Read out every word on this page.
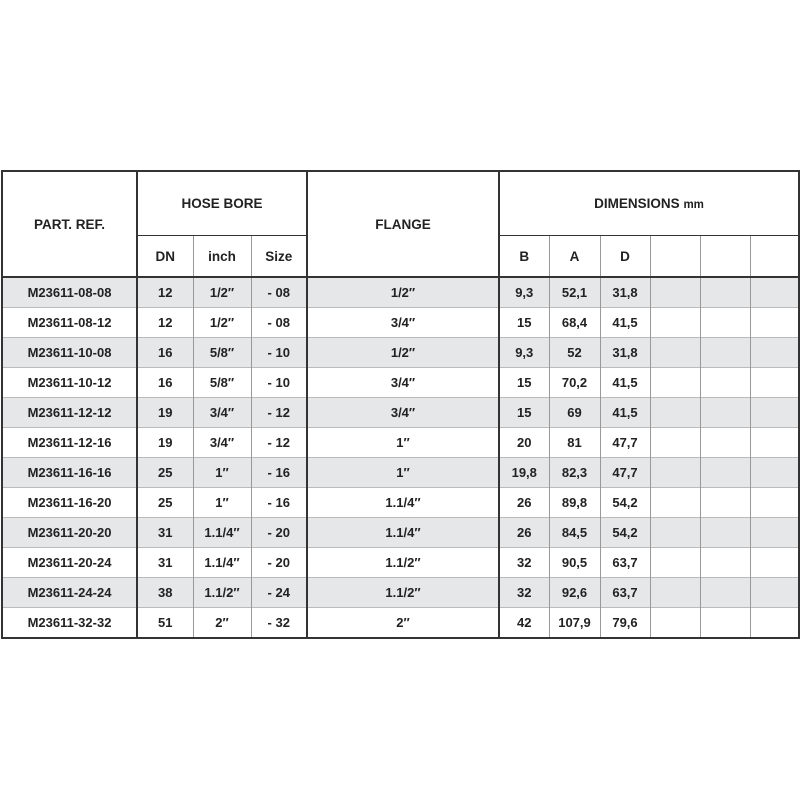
PART. REF.	HOSE BORE			FLANGE	DIMENSIONS mm					
	DN	inch	Size		B	A	D			
M23611-08-08	12	1/2″	- 08	1/2″	9,3	52,1	31,8			
M23611-08-12	12	1/2″	- 08	3/4″	15	68,4	41,5			
M23611-10-08	16	5/8″	- 10	1/2″	9,3	52	31,8			
M23611-10-12	16	5/8″	- 10	3/4″	15	70,2	41,5			
M23611-12-12	19	3/4″	- 12	3/4″	15	69	41,5			
M23611-12-16	19	3/4″	- 12	1″	20	81	47,7			
M23611-16-16	25	1″	- 16	1″	19,8	82,3	47,7			
M23611-16-20	25	1″	- 16	1.1/4″	26	89,8	54,2			
M23611-20-20	31	1.1/4″	- 20	1.1/4″	26	84,5	54,2			
M23611-20-24	31	1.1/4″	- 20	1.1/2″	32	90,5	63,7			
M23611-24-24	38	1.1/2″	- 24	1.1/2″	32	92,6	63,7			
M23611-32-32	51	2″	- 32	2″	42	107,9	79,6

**The problem:**
Write out the entries above word for word. Do not include the pictures.

**Result below:**
Read out every word on this page.
PART. REF.	HOSE BORE			FLANGE	DIMENSIONS mm					
	DN	inch	Size		B	A	D			
M23611-08-08	12	1/2″	- 08	1/2″	9,3	52,1	31,8			
M23611-08-12	12	1/2″	- 08	3/4″	15	68,4	41,5			
M23611-10-08	16	5/8″	- 10	1/2″	9,3	52	31,8			
M23611-10-12	16	5/8″	- 10	3/4″	15	70,2	41,5			
M23611-12-12	19	3/4″	- 12	3/4″	15	69	41,5			
M23611-12-16	19	3/4″	- 12	1″	20	81	47,7			
M23611-16-16	25	1″	- 16	1″	19,8	82,3	47,7			
M23611-16-20	25	1″	- 16	1.1/4″	26	89,8	54,2			
M23611-20-20	31	1.1/4″	- 20	1.1/4″	26	84,5	54,2			
M23611-20-24	31	1.1/4″	- 20	1.1/2″	32	90,5	63,7			
M23611-24-24	38	1.1/2″	- 24	1.1/2″	32	92,6	63,7			
M23611-32-32	51	2″	- 32	2″	42	107,9	79,6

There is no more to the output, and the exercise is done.